▸ **TASK DIRECTIONS**
Transcribe all the entries word for word, but omit the images.

▸ **DATASET EXTRACT**

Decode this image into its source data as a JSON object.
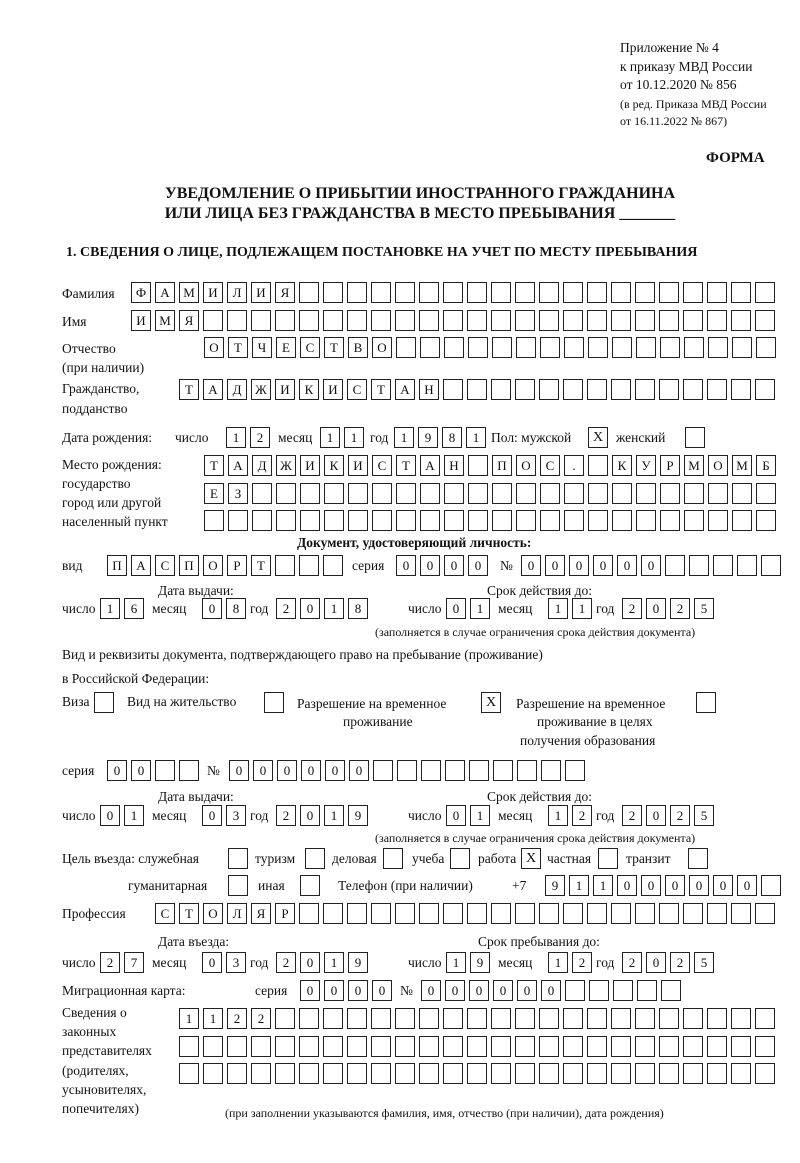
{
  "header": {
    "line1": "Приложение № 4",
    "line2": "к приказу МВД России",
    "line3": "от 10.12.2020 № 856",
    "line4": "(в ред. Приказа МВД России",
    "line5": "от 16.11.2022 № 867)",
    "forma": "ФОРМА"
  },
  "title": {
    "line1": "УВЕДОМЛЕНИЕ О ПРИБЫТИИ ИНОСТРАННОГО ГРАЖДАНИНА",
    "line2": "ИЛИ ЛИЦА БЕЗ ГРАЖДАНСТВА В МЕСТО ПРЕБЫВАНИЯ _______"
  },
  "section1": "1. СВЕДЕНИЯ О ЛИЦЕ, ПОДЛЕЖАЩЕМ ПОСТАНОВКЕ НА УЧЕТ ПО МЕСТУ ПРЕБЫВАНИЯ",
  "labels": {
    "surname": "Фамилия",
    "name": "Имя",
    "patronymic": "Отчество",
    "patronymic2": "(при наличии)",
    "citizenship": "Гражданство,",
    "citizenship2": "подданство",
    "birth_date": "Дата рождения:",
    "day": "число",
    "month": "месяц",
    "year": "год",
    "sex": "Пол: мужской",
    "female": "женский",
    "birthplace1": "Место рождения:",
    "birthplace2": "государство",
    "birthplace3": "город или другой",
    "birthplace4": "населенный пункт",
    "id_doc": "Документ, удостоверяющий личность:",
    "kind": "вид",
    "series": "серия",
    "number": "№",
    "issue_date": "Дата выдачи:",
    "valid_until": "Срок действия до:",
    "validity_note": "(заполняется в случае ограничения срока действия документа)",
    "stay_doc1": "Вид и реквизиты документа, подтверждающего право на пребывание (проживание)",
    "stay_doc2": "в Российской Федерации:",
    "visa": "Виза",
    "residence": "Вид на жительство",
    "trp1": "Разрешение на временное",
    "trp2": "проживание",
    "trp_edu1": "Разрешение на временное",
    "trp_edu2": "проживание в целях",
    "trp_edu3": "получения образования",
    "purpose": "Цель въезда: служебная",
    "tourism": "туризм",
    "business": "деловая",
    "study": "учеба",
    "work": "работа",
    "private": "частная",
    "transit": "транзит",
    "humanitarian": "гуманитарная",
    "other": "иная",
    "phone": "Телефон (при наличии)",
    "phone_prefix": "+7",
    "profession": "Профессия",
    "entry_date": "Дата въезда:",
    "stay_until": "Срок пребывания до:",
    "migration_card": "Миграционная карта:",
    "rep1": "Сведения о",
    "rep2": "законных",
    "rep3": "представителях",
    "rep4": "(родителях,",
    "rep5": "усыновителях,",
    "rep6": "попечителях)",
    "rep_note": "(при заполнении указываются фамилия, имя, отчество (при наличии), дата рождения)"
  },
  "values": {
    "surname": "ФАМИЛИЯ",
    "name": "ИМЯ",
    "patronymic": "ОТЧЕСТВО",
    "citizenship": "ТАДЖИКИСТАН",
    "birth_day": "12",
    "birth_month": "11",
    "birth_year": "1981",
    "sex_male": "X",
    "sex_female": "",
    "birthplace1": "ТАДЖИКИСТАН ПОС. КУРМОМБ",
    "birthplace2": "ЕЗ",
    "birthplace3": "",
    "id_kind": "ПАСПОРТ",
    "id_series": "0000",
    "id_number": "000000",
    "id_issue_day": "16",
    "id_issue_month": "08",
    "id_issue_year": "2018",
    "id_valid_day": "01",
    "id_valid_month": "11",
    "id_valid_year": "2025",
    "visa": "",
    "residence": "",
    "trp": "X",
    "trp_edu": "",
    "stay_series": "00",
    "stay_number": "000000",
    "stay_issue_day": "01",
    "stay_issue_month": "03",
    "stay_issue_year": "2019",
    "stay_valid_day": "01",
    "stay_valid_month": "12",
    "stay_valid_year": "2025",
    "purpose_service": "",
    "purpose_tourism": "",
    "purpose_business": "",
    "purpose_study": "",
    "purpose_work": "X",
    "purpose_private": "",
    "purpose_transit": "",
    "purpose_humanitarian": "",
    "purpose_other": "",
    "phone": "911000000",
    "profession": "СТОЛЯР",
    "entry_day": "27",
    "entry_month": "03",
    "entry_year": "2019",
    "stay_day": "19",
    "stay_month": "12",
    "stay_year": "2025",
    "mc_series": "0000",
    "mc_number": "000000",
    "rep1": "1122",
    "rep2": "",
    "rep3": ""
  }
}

▸ **TASK ANSWER**
Decode this image into its source data as a JSON object.
{
  "header": {
    "line1": "Приложение № 4",
    "line2": "к приказу МВД России",
    "line3": "от 10.12.2020 № 856",
    "line4": "(в ред. Приказа МВД России",
    "line5": "от 16.11.2022 № 867)",
    "forma": "ФОРМА"
  },
  "title": {
    "line1": "УВЕДОМЛЕНИЕ О ПРИБЫТИИ ИНОСТРАННОГО ГРАЖДАНИНА",
    "line2": "ИЛИ ЛИЦА БЕЗ ГРАЖДАНСТВА В МЕСТО ПРЕБЫВАНИЯ _______"
  },
  "section1": "1. СВЕДЕНИЯ О ЛИЦЕ, ПОДЛЕЖАЩЕМ ПОСТАНОВКЕ НА УЧЕТ ПО МЕСТУ ПРЕБЫВАНИЯ",
  "labels": {
    "surname": "Фамилия",
    "name": "Имя",
    "patronymic": "Отчество",
    "patronymic2": "(при наличии)",
    "citizenship": "Гражданство,",
    "citizenship2": "подданство",
    "birth_date": "Дата рождения:",
    "day": "число",
    "month": "месяц",
    "year": "год",
    "sex": "Пол: мужской",
    "female": "женский",
    "birthplace1": "Место рождения:",
    "birthplace2": "государство",
    "birthplace3": "город или другой",
    "birthplace4": "населенный пункт",
    "id_doc": "Документ, удостоверяющий личность:",
    "kind": "вид",
    "series": "серия",
    "number": "№",
    "issue_date": "Дата выдачи:",
    "valid_until": "Срок действия до:",
    "validity_note": "(заполняется в случае ограничения срока действия документа)",
    "stay_doc1": "Вид и реквизиты документа, подтверждающего право на пребывание (проживание)",
    "stay_doc2": "в Российской Федерации:",
    "visa": "Виза",
    "residence": "Вид на жительство",
    "trp1": "Разрешение на временное",
    "trp2": "проживание",
    "trp_edu1": "Разрешение на временное",
    "trp_edu2": "проживание в целях",
    "trp_edu3": "получения образования",
    "purpose": "Цель въезда: служебная",
    "tourism": "туризм",
    "business": "деловая",
    "study": "учеба",
    "work": "работа",
    "private": "частная",
    "transit": "транзит",
    "humanitarian": "гуманитарная",
    "other": "иная",
    "phone": "Телефон (при наличии)",
    "phone_prefix": "+7",
    "profession": "Профессия",
    "entry_date": "Дата въезда:",
    "stay_until": "Срок пребывания до:",
    "migration_card": "Миграционная карта:",
    "rep1": "Сведения о",
    "rep2": "законных",
    "rep3": "представителях",
    "rep4": "(родителях,",
    "rep5": "усыновителях,",
    "rep6": "попечителях)",
    "rep_note": "(при заполнении указываются фамилия, имя, отчество (при наличии), дата рождения)"
  },
  "values": {
    "surname": "ФАМИЛИЯ",
    "name": "ИМЯ",
    "patronymic": "ОТЧЕСТВО",
    "citizenship": "ТАДЖИКИСТАН",
    "birth_day": "12",
    "birth_month": "11",
    "birth_year": "1981",
    "sex_male": "X",
    "sex_female": "",
    "birthplace1": "ТАДЖИКИСТАН ПОС. КУРМОМБ",
    "birthplace2": "ЕЗ",
    "birthplace3": "",
    "id_kind": "ПАСПОРТ",
    "id_series": "0000",
    "id_number": "000000",
    "id_issue_day": "16",
    "id_issue_month": "08",
    "id_issue_year": "2018",
    "id_valid_day": "01",
    "id_valid_month": "11",
    "id_valid_year": "2025",
    "visa": "",
    "residence": "",
    "trp": "X",
    "trp_edu": "",
    "stay_series": "00",
    "stay_number": "000000",
    "stay_issue_day": "01",
    "stay_issue_month": "03",
    "stay_issue_year": "2019",
    "stay_valid_day": "01",
    "stay_valid_month": "12",
    "stay_valid_year": "2025",
    "purpose_service": "",
    "purpose_tourism": "",
    "purpose_business": "",
    "purpose_study": "",
    "purpose_work": "X",
    "purpose_private": "",
    "purpose_transit": "",
    "purpose_humanitarian": "",
    "purpose_other": "",
    "phone": "911000000",
    "profession": "СТОЛЯР",
    "entry_day": "27",
    "entry_month": "03",
    "entry_year": "2019",
    "stay_day": "19",
    "stay_month": "12",
    "stay_year": "2025",
    "mc_series": "0000",
    "mc_number": "000000",
    "rep1": "1122",
    "rep2": "",
    "rep3": ""
  }
}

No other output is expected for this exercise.